▶ **To be done**
Find the string "Strain" in the data, then copy every line where it is found.

** START OF Record extracts **

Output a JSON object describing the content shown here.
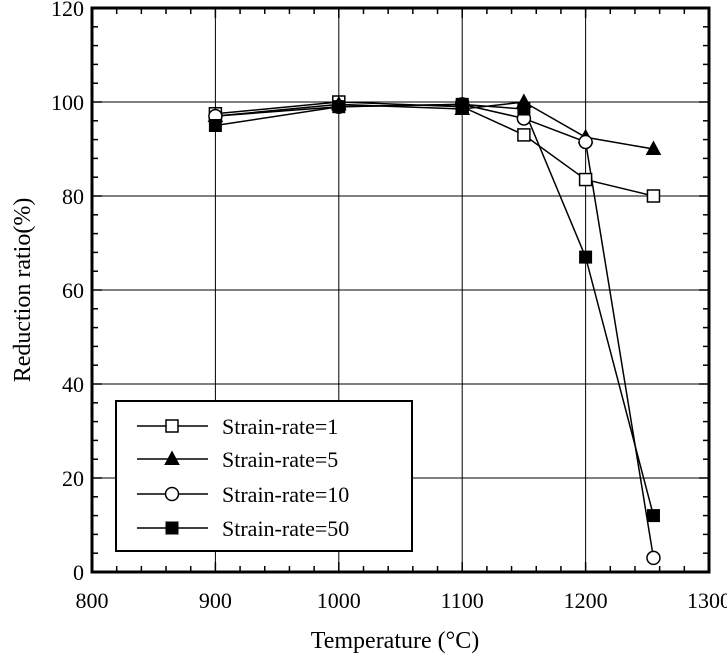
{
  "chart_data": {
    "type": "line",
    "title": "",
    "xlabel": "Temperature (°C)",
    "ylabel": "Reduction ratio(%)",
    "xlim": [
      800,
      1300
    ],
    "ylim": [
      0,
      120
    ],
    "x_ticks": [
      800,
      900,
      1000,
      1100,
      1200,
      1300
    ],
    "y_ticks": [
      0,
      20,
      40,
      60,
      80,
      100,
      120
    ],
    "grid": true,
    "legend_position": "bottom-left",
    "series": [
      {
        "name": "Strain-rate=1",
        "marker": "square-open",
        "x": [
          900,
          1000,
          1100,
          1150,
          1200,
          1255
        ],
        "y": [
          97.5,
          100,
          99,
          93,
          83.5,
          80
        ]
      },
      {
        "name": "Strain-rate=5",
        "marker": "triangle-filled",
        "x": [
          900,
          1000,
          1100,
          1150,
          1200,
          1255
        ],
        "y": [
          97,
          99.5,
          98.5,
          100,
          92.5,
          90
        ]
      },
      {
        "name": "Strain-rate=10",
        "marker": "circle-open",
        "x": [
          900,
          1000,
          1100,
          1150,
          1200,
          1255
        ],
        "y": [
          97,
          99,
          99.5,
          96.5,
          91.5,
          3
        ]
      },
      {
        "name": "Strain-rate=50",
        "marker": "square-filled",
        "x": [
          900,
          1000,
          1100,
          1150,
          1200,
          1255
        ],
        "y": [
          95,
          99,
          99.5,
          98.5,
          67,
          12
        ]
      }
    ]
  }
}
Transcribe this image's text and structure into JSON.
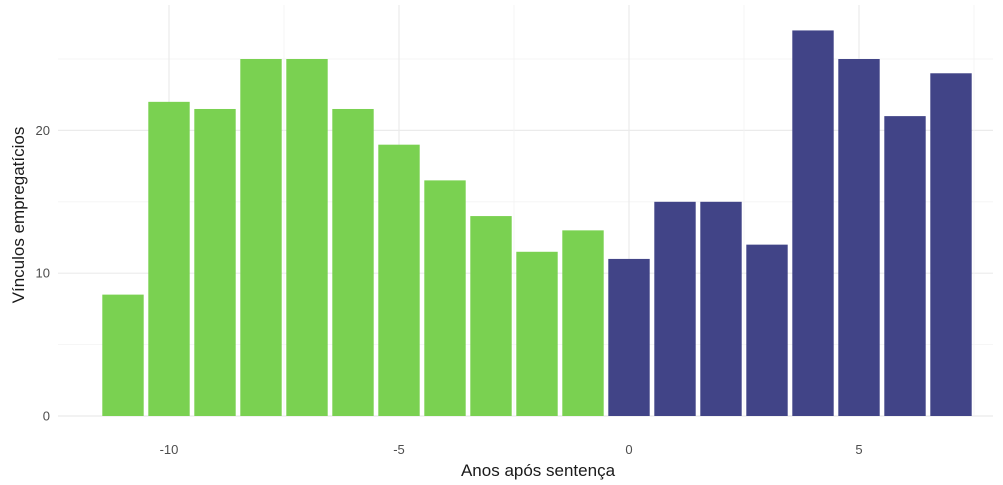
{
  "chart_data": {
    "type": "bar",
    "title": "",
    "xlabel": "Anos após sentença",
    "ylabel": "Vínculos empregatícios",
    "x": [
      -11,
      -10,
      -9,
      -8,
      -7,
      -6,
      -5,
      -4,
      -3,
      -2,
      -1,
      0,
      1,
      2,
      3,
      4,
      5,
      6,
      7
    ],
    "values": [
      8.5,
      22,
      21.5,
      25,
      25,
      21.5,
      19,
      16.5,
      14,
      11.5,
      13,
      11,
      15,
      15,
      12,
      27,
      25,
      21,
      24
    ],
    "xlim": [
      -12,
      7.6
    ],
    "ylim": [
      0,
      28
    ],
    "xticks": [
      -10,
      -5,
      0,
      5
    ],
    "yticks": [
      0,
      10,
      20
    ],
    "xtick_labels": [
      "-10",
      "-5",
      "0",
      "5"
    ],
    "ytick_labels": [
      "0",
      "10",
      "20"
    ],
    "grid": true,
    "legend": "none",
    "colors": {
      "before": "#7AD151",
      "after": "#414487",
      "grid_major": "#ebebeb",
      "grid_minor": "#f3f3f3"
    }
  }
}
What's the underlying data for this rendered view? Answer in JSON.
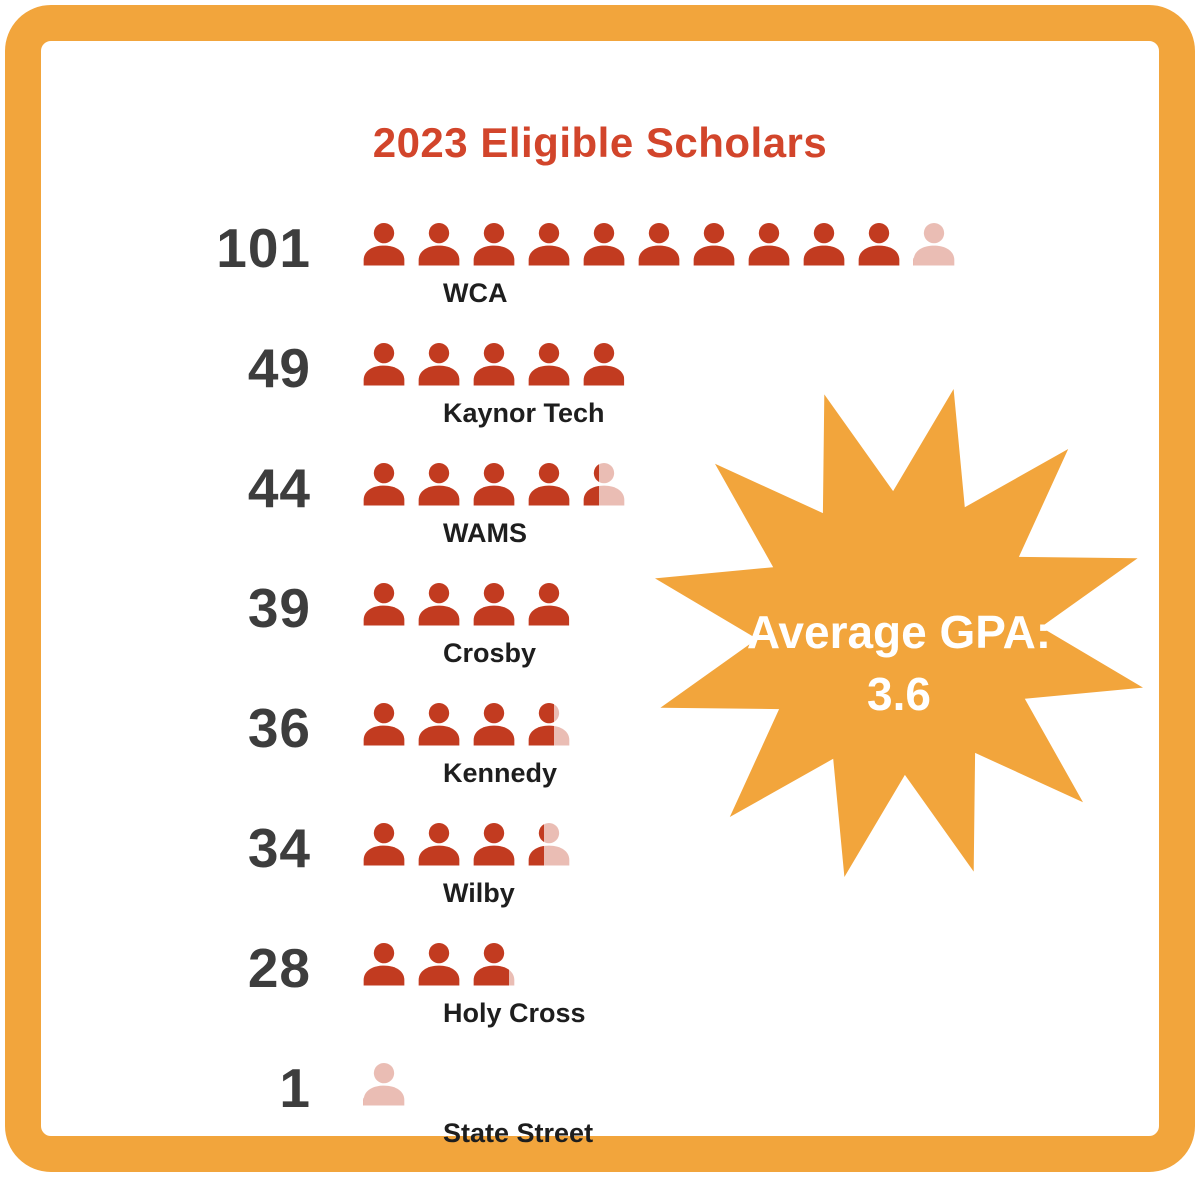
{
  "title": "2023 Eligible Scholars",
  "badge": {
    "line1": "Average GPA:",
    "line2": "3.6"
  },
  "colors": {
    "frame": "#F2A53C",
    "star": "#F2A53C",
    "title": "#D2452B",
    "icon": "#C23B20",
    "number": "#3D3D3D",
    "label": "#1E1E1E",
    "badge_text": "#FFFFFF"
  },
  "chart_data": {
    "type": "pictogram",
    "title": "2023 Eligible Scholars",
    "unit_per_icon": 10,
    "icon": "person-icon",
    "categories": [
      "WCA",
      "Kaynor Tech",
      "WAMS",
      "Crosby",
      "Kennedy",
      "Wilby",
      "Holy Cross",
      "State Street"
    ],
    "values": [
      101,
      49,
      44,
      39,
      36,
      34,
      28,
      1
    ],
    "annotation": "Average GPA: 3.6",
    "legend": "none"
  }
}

** END OF Record extracts **

▶ **Expected answer**
        "name": "Strain-rate=1",
        "name": "Strain-rate=5",
        "name": "Strain-rate=10",
        "name": "Strain-rate=50",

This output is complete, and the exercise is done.